TASK INPUTS
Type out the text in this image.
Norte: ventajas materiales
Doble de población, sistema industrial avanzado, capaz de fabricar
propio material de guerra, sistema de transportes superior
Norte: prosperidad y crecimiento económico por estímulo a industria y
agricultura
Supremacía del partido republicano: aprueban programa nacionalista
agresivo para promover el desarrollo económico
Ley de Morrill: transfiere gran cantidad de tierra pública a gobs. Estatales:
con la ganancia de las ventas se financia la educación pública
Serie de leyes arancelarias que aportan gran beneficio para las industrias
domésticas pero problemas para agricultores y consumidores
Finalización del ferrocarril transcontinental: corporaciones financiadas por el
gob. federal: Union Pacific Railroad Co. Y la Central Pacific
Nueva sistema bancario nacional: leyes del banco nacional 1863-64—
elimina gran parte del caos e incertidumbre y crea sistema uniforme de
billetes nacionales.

TASK GOAL
Show all lines from the records above where the word "pública" occurs.

EXERCISE SOLUTION
Ley de Morrill: transfiere gran cantidad de tierra pública a gobs. Estatales:
con la ganancia de las ventas se financia la educación pública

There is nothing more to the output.